**EXERCISE GOAL:** No line before the one containing "OCR this image." is to be output; retype exactly that line and all lines that follow it to the end of the records.

Document transcript data
________________

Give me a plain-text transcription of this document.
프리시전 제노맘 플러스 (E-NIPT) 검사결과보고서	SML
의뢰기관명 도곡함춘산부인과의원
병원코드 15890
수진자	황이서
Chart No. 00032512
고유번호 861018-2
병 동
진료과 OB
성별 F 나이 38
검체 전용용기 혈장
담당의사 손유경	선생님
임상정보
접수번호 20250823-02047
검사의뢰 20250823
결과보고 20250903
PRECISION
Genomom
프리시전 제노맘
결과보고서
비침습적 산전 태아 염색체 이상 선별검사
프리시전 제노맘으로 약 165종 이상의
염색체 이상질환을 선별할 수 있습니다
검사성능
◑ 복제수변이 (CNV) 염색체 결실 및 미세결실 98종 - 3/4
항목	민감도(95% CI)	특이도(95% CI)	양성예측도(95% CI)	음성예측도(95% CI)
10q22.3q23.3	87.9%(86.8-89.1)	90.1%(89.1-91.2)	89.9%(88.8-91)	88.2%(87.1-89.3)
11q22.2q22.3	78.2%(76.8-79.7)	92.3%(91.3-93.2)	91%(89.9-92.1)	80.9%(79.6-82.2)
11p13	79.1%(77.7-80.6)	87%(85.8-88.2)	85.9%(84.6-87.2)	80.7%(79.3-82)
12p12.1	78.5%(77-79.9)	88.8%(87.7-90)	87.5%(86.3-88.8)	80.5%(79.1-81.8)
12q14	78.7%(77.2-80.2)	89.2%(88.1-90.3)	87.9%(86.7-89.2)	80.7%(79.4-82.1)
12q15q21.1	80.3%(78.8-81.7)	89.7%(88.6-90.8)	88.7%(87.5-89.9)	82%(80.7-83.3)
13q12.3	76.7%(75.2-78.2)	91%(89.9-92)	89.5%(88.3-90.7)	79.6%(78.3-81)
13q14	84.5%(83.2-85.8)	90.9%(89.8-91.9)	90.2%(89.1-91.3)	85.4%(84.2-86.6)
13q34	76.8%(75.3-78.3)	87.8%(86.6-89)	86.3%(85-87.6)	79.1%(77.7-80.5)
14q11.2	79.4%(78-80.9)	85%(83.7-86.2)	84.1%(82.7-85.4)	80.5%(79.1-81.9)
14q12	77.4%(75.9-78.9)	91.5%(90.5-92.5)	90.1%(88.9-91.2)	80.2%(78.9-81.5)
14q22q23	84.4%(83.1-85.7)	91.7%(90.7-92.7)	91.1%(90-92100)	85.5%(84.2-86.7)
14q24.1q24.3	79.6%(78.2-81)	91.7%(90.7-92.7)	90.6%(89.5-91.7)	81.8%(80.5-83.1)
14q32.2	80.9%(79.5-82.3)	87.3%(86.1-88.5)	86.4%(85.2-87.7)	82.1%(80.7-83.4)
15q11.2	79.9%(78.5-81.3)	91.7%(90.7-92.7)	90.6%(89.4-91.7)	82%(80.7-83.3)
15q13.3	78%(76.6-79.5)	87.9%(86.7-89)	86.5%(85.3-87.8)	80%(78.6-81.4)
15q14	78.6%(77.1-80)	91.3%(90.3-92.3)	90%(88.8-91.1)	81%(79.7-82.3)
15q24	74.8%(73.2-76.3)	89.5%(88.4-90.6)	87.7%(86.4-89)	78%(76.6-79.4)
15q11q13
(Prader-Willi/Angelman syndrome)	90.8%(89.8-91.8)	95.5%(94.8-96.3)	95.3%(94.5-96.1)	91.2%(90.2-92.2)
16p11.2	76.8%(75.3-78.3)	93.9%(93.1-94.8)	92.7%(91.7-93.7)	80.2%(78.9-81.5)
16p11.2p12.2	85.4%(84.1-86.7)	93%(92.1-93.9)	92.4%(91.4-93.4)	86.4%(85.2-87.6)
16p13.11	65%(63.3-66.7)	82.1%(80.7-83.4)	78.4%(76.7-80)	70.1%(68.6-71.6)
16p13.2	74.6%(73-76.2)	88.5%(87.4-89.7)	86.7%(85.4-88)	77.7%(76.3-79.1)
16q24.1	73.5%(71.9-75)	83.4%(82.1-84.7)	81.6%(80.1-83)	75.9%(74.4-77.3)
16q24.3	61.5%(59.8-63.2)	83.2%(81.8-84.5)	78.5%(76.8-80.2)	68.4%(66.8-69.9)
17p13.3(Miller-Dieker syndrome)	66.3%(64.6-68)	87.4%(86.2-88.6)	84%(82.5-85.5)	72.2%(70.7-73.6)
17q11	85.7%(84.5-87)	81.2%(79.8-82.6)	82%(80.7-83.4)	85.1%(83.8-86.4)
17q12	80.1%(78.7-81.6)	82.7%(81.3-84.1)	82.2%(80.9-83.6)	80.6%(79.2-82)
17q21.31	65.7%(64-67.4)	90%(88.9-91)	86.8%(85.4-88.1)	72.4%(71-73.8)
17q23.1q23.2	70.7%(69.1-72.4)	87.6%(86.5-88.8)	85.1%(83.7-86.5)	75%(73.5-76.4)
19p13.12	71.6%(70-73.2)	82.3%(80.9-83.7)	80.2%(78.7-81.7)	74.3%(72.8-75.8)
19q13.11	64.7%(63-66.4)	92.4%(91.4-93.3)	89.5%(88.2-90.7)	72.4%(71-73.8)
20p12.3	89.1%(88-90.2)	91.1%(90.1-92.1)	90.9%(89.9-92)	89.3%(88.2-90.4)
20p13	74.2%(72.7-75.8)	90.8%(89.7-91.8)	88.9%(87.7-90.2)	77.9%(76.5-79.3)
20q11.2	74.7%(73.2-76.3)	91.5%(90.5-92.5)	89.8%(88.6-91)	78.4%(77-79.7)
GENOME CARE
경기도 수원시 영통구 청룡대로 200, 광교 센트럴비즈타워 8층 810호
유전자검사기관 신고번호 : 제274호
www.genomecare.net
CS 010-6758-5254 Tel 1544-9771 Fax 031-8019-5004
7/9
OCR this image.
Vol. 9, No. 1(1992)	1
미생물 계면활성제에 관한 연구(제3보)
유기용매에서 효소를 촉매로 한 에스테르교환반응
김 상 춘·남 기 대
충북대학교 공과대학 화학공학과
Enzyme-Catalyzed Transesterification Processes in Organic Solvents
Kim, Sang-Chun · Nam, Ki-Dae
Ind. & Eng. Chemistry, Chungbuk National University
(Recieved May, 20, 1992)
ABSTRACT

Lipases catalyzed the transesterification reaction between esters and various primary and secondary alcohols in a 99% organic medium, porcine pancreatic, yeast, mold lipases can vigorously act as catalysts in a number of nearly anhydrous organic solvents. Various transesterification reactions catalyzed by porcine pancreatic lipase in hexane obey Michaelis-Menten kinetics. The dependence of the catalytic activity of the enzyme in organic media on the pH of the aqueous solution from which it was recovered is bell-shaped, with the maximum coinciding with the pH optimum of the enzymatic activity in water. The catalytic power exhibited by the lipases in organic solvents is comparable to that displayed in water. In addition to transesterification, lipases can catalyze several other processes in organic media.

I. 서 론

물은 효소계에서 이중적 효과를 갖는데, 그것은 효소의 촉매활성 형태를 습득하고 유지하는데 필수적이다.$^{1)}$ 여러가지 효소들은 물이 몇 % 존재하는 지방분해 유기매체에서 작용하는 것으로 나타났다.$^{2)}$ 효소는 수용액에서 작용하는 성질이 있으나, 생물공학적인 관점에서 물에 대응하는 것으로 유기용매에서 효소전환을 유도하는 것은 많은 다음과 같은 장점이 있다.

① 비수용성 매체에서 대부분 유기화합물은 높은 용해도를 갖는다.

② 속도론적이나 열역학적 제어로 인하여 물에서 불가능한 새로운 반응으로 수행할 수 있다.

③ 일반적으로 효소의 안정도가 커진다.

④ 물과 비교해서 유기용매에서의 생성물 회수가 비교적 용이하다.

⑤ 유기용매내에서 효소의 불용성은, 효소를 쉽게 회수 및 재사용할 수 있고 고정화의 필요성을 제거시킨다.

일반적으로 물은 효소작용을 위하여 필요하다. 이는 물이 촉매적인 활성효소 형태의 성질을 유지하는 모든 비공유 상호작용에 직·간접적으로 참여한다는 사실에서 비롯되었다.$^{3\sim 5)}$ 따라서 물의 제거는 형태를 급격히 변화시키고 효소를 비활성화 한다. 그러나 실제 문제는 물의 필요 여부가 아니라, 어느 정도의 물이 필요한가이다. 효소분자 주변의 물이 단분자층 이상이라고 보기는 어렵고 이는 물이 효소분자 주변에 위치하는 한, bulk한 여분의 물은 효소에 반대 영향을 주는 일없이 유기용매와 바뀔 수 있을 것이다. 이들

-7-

________________

**SOLUTION BELOW:**
OCR this image.
Vol. 9, No. 1(1992)	1
미생물 계면활성제에 관한 연구(제3보)
유기용매에서 효소를 촉매로 한 에스테르교환반응
김 상 춘·남 기 대
충북대학교 공과대학 화학공학과
Enzyme-Catalyzed Transesterification Processes in Organic Solvents
Kim, Sang-Chun · Nam, Ki-Dae
Ind. & Eng. Chemistry, Chungbuk National University
(Recieved May, 20, 1992)
ABSTRACT

Lipases catalyzed the transesterification reaction between esters and various primary and secondary alcohols in a 99% organic medium, porcine pancreatic, yeast, mold lipases can vigorously act as catalysts in a number of nearly anhydrous organic solvents. Various transesterification reactions catalyzed by porcine pancreatic lipase in hexane obey Michaelis-Menten kinetics. The dependence of the catalytic activity of the enzyme in organic media on the pH of the aqueous solution from which it was recovered is bell-shaped, with the maximum coinciding with the pH optimum of the enzymatic activity in water. The catalytic power exhibited by the lipases in organic solvents is comparable to that displayed in water. In addition to transesterification, lipases can catalyze several other processes in organic media.

I. 서 론

물은 효소계에서 이중적 효과를 갖는데, 그것은 효소의 촉매활성 형태를 습득하고 유지하는데 필수적이다.$^{1)}$ 여러가지 효소들은 물이 몇 % 존재하는 지방분해 유기매체에서 작용하는 것으로 나타났다.$^{2)}$ 효소는 수용액에서 작용하는 성질이 있으나, 생물공학적인 관점에서 물에 대응하는 것으로 유기용매에서 효소전환을 유도하는 것은 많은 다음과 같은 장점이 있다.

① 비수용성 매체에서 대부분 유기화합물은 높은 용해도를 갖는다.

② 속도론적이나 열역학적 제어로 인하여 물에서 불가능한 새로운 반응으로 수행할 수 있다.

③ 일반적으로 효소의 안정도가 커진다.

④ 물과 비교해서 유기용매에서의 생성물 회수가 비교적 용이하다.

⑤ 유기용매내에서 효소의 불용성은, 효소를 쉽게 회수 및 재사용할 수 있고 고정화의 필요성을 제거시킨다.

일반적으로 물은 효소작용을 위하여 필요하다. 이는 물이 촉매적인 활성효소 형태의 성질을 유지하는 모든 비공유 상호작용에 직·간접적으로 참여한다는 사실에서 비롯되었다.$^{3\sim 5)}$ 따라서 물의 제거는 형태를 급격히 변화시키고 효소를 비활성화 한다. 그러나 실제 문제는 물의 필요 여부가 아니라, 어느 정도의 물이 필요한가이다. 효소분자 주변의 물이 단분자층 이상이라고 보기는 어렵고 이는 물이 효소분자 주변에 위치하는 한, bulk한 여분의 물은 효소에 반대 영향을 주는 일없이 유기용매와 바뀔 수 있을 것이다. 이들

-7-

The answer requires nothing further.